- CHALLENGE:
Take every line that has the string "this" and copy it out.

- DATA FOR PROCESSING:
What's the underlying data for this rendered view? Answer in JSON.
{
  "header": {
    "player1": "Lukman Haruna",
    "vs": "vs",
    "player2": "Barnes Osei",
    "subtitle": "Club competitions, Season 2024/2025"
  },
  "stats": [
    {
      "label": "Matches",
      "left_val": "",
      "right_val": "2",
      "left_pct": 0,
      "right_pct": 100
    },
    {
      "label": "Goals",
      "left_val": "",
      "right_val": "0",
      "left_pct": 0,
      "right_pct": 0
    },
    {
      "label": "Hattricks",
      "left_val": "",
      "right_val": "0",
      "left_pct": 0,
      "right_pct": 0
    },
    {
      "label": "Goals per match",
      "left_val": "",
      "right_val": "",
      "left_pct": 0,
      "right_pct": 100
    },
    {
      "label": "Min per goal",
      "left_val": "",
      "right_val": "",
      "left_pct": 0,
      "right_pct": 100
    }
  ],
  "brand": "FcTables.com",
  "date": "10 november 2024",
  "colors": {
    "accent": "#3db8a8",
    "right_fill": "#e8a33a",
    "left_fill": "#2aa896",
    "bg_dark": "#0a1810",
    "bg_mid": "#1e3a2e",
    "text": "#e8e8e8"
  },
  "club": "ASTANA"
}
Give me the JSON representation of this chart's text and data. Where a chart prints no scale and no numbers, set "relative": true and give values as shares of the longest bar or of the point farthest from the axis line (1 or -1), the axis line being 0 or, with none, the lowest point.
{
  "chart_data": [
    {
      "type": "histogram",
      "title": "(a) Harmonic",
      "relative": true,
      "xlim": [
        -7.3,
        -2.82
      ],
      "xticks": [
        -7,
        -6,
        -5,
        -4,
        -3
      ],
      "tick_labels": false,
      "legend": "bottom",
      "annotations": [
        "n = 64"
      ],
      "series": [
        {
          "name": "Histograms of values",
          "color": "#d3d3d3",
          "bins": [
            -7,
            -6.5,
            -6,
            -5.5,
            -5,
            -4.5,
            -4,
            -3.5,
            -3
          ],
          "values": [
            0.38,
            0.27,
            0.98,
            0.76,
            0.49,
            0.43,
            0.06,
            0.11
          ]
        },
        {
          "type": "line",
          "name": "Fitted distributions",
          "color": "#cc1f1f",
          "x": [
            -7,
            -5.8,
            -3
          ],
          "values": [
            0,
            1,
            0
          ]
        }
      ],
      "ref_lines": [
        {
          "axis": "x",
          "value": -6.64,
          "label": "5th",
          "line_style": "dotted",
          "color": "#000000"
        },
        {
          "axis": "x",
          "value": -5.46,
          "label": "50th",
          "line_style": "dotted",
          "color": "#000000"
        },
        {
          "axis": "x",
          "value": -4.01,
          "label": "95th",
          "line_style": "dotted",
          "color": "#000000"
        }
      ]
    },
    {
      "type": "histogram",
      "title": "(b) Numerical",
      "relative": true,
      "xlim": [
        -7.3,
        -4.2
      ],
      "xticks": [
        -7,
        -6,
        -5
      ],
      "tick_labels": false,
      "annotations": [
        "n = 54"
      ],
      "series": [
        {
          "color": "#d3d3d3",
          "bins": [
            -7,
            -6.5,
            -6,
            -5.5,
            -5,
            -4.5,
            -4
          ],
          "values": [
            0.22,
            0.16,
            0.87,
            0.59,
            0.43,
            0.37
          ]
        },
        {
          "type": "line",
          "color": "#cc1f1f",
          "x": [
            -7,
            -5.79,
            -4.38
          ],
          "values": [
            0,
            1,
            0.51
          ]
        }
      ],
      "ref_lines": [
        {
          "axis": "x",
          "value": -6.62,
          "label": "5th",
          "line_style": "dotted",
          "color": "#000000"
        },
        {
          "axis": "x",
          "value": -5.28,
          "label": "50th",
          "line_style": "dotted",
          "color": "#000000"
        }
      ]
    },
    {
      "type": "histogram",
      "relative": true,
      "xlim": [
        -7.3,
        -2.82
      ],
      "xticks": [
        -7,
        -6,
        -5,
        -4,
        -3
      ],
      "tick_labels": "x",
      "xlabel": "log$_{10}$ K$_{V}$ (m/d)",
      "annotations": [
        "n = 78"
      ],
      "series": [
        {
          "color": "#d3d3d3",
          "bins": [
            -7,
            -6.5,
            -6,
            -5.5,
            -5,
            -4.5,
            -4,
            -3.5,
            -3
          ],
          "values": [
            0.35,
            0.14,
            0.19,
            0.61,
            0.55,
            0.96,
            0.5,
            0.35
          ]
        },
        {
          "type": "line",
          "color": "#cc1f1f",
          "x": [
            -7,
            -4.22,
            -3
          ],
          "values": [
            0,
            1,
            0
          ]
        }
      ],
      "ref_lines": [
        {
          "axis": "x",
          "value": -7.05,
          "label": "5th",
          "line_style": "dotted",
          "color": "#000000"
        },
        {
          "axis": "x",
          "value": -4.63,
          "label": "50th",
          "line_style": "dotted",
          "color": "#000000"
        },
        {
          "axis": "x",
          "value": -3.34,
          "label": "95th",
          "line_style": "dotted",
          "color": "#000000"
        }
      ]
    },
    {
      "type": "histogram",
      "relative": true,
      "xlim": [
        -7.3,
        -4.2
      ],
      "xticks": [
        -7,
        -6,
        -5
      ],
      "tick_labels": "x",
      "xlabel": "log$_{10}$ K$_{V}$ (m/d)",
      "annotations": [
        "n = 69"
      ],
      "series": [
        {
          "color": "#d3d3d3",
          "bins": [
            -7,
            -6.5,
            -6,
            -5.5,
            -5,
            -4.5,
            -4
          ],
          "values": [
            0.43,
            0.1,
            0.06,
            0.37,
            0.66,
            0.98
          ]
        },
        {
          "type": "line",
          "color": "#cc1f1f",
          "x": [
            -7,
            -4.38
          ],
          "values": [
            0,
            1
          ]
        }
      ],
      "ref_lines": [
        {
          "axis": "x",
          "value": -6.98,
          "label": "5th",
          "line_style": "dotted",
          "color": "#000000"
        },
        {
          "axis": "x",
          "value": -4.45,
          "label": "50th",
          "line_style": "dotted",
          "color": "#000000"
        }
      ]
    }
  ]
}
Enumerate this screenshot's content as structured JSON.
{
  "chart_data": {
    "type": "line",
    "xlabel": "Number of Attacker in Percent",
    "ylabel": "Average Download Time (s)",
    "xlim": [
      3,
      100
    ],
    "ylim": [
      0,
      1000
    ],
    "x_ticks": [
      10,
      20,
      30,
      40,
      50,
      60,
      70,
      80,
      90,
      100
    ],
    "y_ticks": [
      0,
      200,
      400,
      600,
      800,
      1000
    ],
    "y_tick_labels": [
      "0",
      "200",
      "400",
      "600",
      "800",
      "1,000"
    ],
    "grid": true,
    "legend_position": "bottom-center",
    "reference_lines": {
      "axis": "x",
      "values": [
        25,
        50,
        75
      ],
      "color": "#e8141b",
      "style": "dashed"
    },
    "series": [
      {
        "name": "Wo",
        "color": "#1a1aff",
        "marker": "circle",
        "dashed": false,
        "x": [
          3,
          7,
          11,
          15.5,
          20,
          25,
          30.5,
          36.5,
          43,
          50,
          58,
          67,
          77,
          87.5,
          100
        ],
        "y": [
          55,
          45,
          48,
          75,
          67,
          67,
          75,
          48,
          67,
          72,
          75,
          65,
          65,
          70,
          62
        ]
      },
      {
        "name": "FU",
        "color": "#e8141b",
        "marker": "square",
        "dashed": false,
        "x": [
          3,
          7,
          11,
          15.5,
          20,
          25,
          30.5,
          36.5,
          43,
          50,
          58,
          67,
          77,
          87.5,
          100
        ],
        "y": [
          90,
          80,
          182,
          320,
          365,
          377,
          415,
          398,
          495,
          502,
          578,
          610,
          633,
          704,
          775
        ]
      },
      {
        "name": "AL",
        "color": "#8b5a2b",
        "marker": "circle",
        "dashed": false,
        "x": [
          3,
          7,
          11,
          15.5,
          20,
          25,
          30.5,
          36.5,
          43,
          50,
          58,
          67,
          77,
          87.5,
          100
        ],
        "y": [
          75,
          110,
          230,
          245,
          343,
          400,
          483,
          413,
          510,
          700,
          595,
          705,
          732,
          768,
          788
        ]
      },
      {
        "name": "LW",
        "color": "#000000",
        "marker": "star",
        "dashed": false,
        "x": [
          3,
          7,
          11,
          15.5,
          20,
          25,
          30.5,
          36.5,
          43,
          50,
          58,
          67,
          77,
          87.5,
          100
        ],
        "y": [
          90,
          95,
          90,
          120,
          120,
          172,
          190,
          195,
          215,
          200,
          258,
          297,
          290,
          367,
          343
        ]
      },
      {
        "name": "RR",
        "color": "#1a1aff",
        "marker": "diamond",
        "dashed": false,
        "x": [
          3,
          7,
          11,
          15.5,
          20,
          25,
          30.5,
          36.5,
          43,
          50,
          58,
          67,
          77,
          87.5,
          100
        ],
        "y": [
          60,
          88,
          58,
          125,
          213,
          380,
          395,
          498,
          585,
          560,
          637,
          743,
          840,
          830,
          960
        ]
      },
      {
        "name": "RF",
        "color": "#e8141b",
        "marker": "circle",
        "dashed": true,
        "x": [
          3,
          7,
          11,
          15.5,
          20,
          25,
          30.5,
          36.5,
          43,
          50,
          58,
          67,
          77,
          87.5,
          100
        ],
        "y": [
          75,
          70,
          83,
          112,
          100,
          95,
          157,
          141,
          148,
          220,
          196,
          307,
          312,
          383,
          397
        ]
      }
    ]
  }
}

- SOLUTION:
What's the underlying data for this rendered view? Answer in JSON.
Give me the JSON representation of this chart's text and data. Where a chart prints no scale and no numbers, set "relative": true and give values as shares of the longest bar or of the point farthest from the axis line (1 or -1), the axis line being 0 or, with none, the lowest point.
Enumerate this screenshot's content as structured JSON.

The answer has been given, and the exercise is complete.